#### Data lines:
* * * * *

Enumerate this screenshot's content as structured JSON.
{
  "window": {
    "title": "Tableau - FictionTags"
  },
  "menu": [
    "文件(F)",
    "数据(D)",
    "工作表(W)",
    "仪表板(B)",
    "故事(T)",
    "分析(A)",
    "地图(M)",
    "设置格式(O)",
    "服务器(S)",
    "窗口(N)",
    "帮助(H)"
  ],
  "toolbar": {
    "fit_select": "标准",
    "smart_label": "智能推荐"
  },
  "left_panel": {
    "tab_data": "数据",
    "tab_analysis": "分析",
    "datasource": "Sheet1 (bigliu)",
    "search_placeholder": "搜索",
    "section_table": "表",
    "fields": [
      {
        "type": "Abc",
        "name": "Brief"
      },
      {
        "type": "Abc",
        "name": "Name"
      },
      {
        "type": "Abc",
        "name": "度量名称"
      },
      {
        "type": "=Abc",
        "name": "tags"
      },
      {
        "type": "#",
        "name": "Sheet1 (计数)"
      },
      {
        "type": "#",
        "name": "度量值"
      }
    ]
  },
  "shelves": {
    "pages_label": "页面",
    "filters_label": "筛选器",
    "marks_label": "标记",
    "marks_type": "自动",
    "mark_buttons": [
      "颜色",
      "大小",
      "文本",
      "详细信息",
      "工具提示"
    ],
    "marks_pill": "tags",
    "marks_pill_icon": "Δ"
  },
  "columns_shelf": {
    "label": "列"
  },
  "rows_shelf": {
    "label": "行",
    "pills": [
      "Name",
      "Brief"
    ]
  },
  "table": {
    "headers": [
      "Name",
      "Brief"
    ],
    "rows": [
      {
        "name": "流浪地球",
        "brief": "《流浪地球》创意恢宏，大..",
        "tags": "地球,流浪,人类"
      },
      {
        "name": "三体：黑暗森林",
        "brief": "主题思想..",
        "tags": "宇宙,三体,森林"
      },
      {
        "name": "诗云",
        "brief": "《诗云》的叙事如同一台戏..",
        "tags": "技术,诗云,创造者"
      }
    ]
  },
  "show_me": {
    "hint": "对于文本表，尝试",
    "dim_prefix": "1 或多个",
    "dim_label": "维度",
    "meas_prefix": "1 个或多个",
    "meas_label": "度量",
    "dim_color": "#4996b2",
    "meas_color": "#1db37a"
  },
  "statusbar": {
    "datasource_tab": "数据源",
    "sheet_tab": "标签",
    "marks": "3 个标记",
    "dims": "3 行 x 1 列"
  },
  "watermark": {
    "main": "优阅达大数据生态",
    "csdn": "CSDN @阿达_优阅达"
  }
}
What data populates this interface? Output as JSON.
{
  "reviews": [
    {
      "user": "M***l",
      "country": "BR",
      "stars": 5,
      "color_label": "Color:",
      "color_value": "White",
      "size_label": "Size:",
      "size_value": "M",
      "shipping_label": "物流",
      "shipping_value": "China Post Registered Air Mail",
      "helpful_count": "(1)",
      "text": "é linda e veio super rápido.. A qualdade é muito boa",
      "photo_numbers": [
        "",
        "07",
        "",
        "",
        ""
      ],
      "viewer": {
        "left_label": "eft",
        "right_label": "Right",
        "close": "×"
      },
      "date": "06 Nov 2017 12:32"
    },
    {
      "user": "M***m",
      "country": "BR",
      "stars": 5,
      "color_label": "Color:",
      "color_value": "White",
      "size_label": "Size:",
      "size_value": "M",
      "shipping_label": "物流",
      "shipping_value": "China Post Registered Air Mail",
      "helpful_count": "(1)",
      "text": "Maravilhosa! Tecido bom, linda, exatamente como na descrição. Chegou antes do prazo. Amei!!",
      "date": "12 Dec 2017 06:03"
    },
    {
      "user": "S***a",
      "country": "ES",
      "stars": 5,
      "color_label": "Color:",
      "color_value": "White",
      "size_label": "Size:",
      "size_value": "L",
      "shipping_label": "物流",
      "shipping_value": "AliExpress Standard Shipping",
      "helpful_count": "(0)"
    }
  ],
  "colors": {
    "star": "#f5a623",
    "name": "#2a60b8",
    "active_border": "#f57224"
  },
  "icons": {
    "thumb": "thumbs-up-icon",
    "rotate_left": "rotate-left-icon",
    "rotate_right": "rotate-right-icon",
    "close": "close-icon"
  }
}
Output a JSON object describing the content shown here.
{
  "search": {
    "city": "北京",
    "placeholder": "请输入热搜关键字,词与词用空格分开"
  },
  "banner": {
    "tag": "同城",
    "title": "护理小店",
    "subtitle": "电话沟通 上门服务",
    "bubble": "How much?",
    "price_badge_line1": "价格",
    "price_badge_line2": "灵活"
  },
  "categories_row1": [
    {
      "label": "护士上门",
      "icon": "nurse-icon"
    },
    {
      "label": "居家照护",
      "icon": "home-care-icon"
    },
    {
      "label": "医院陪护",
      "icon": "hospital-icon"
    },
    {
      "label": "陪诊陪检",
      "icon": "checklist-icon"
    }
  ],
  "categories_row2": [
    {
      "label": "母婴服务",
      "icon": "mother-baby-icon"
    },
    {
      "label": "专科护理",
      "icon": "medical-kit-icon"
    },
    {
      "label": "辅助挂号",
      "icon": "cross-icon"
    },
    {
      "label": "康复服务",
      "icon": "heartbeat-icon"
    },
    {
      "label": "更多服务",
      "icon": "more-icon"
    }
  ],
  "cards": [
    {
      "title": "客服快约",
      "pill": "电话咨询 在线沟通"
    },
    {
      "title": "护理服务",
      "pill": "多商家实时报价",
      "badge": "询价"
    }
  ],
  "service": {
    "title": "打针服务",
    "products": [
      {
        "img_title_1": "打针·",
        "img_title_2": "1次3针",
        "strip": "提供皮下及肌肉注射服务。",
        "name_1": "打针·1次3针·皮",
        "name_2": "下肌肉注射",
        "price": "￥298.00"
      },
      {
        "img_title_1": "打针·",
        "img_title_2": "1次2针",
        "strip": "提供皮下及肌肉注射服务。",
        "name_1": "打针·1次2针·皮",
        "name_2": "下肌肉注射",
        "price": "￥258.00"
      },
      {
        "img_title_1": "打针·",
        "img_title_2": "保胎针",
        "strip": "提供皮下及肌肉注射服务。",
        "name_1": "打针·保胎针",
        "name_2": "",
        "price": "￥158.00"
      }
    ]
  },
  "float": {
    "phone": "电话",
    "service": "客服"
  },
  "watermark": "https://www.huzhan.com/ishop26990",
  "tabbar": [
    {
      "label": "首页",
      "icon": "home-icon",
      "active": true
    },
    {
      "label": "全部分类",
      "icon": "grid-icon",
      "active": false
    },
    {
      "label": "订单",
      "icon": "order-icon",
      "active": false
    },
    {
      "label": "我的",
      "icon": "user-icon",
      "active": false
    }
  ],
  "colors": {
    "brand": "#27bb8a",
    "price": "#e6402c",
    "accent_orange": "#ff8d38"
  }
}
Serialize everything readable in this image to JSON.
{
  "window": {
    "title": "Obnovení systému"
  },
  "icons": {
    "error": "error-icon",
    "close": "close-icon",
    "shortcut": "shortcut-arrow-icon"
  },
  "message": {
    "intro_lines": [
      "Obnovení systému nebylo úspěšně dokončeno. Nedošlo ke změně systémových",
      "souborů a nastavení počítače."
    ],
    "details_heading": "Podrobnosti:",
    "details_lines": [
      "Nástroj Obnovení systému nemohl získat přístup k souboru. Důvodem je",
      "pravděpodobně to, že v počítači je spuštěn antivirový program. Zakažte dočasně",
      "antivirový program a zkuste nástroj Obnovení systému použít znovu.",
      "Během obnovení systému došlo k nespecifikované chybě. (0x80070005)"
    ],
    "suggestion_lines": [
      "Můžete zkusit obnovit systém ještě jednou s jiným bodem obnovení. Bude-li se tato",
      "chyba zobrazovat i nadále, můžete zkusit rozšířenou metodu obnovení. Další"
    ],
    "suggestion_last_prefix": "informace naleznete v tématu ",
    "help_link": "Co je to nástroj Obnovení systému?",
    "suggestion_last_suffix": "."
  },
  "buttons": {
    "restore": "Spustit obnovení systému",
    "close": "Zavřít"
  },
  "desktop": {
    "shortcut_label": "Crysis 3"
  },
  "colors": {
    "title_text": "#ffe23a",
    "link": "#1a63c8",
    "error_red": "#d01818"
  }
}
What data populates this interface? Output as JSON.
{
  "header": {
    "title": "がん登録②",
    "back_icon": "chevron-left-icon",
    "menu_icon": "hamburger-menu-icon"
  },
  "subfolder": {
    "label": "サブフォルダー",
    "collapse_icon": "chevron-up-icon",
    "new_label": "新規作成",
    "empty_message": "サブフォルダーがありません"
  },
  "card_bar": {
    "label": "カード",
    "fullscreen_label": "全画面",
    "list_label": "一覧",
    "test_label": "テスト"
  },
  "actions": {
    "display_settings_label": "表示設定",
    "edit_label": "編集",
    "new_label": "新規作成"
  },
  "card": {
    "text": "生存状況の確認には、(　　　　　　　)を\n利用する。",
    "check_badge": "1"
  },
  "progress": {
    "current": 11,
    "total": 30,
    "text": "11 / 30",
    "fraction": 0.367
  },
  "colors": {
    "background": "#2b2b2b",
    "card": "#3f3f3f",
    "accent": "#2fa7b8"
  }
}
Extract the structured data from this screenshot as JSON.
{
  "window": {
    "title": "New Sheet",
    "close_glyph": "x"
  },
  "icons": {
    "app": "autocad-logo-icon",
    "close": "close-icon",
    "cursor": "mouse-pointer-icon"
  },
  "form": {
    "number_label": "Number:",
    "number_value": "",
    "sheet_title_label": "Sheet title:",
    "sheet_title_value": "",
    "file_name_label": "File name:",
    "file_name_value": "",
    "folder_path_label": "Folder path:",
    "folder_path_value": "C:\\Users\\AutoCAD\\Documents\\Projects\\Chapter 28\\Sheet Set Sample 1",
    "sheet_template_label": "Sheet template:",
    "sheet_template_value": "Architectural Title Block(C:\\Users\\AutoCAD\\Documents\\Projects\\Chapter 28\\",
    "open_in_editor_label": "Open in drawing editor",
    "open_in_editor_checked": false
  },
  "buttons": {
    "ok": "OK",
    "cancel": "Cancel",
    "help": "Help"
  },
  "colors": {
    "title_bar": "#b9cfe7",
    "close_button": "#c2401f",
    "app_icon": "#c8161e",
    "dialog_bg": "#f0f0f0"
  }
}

* * * * *

Retype exactly the lines from the one containing "Extract the structured" through the last line of the records above, including both.

#### Written reply:
Extract the structured data from this screenshot as JSON.
{
  "window": {
    "title": "New Sheet",
    "close_glyph": "x"
  },
  "icons": {
    "app": "autocad-logo-icon",
    "close": "close-icon",
    "cursor": "mouse-pointer-icon"
  },
  "form": {
    "number_label": "Number:",
    "number_value": "",
    "sheet_title_label": "Sheet title:",
    "sheet_title_value": "",
    "file_name_label": "File name:",
    "file_name_value": "",
    "folder_path_label": "Folder path:",
    "folder_path_value": "C:\\Users\\AutoCAD\\Documents\\Projects\\Chapter 28\\Sheet Set Sample 1",
    "sheet_template_label": "Sheet template:",
    "sheet_template_value": "Architectural Title Block(C:\\Users\\AutoCAD\\Documents\\Projects\\Chapter 28\\",
    "open_in_editor_label": "Open in drawing editor",
    "open_in_editor_checked": false
  },
  "buttons": {
    "ok": "OK",
    "cancel": "Cancel",
    "help": "Help"
  },
  "colors": {
    "title_bar": "#b9cfe7",
    "close_button": "#c2401f",
    "app_icon": "#c8161e",
    "dialog_bg": "#f0f0f0"
  }
}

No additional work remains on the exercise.